17. Registration, Transfer and Exchange of Securities. Securities issued
hereunder shall be issued in registered form. The Holding Company shall keep at
its principal executive office (which is now located at the address set forth at
the beginning of this Agreement), registers in which it shall provide for the
registration and transfer of the Securities. The name and address of each holder
of the Securities shall be registered in


                                      -52-

such registers. The Holding Company (or its transfer agent) shall give to any
institutional holder of any Security promptly (but in any event within 10 days)
following request therefor, a complete and correct copy of the names and
addresses of all registered holders of the Securities and the amount and kind of
Securities held by each. Whenever any Security or Securities shall be
surrendered for transfer or exchange, the Company(ies) (or its (their) transfer
agent) at its (their) expense will execute and deliver in exchange therefor a
new Security or Securities (in such denominations and registered in such name or
names as may be requested by the holder of the surrendered Security or
Securities), in the same aggregate unpaid principal amount or in the same
aggregate number of Shares, as applicable, as that of the Security or Securities
so surrendered and dated so as not to result in any loss of interest or
dividends, as applicable. The Companies may treat the Person in whose name any
Security is registered as the owner of such Security for all purposes.

» **Task requirements**:
a) In one to three sentences, explain how the securities provision says a new Security delivered in exchange for a surrendered one must be dated, and why.
b) Write the next part of the securities provision, picking up right after its final sentence.

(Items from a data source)
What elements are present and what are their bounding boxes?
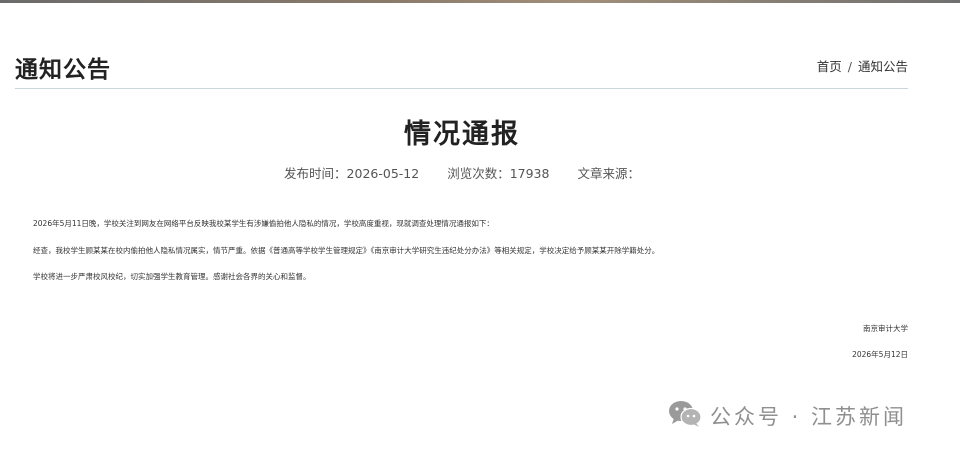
wechat-icon <box>668 400 702 433</box>
watermark-text: 公众号 · 江苏新闻 <box>710 405 908 429</box>
article-paragraph: 经查，我校学生顾某某在校内偷拍他人隐私情况属实，情节严重。依据《普通高等学校学生… <box>33 246 660 255</box>
signature-org: 南京审计大学 <box>863 324 908 333</box>
article-paragraph: 2026年5月11日晚，学校关注到网友在网络平台反映我校某学生有涉嫌偷拍他人隐私… <box>33 219 494 228</box>
breadcrumb-separator: / <box>847 59 852 74</box>
article-title: 情况通报 <box>404 119 520 150</box>
breadcrumb-home-link[interactable]: 首页 <box>817 59 842 74</box>
article-source: 文章来源： <box>577 166 640 181</box>
article-meta: 发布时间：2026-05-12 浏览次数：17938 文章来源： <box>0 163 924 182</box>
breadcrumb: 首页 / 通知公告 <box>817 56 908 75</box>
top-image-strip <box>0 0 960 3</box>
breadcrumb-current-link[interactable]: 通知公告 <box>858 59 908 74</box>
publish-time: 发布时间：2026-05-12 <box>284 166 420 181</box>
section-title: 通知公告 <box>15 57 111 83</box>
signature-date: 2026年5月12日 <box>852 350 908 359</box>
view-count: 浏览次数：17938 <box>447 166 550 181</box>
article-paragraph: 学校将进一步严肃校风校纪，切实加强学生教育管理。感谢社会各界的关心和监督。 <box>33 272 311 281</box>
page-header: 通知公告 首页 / 通知公告 <box>15 48 908 89</box>
watermark: 公众号 · 江苏新闻 <box>668 398 907 434</box>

» **Answers provided**:
a) A new Security delivered in exchange must be dated so that the exchange causes no loss of interest or dividends, as applicable. That dating keeps the holder from losing any interest or dividends owed on the surrendered Security or Securities.

b)
18. Replacement of Securities. Upon receipt by the Company(ies) that issued any
Security (or its (their) transfer agent) of reasonably satisfactory evidence of
the loss, theft, destruction or mutilation of any such Security and (in the case
of loss, theft or destruction) of reasonably satisfactory indemnity, and (in the
case of mutilation) upon surrender of such Security, the Company(ies) that
issued any Security at its (their) expense will execute and deliver in lieu of
such Security a new Security of like tenor and dated so as not to result in any
loss of interest or dividends, as applicable. The unsecured agreement to
indemnify and/or affidavit of any institutional holder shall constitute
satisfactory indemnity and/or satisfactory evidence of loss, theft or
destruction for the purpose of this section 18.

19. Amendment and Waiver.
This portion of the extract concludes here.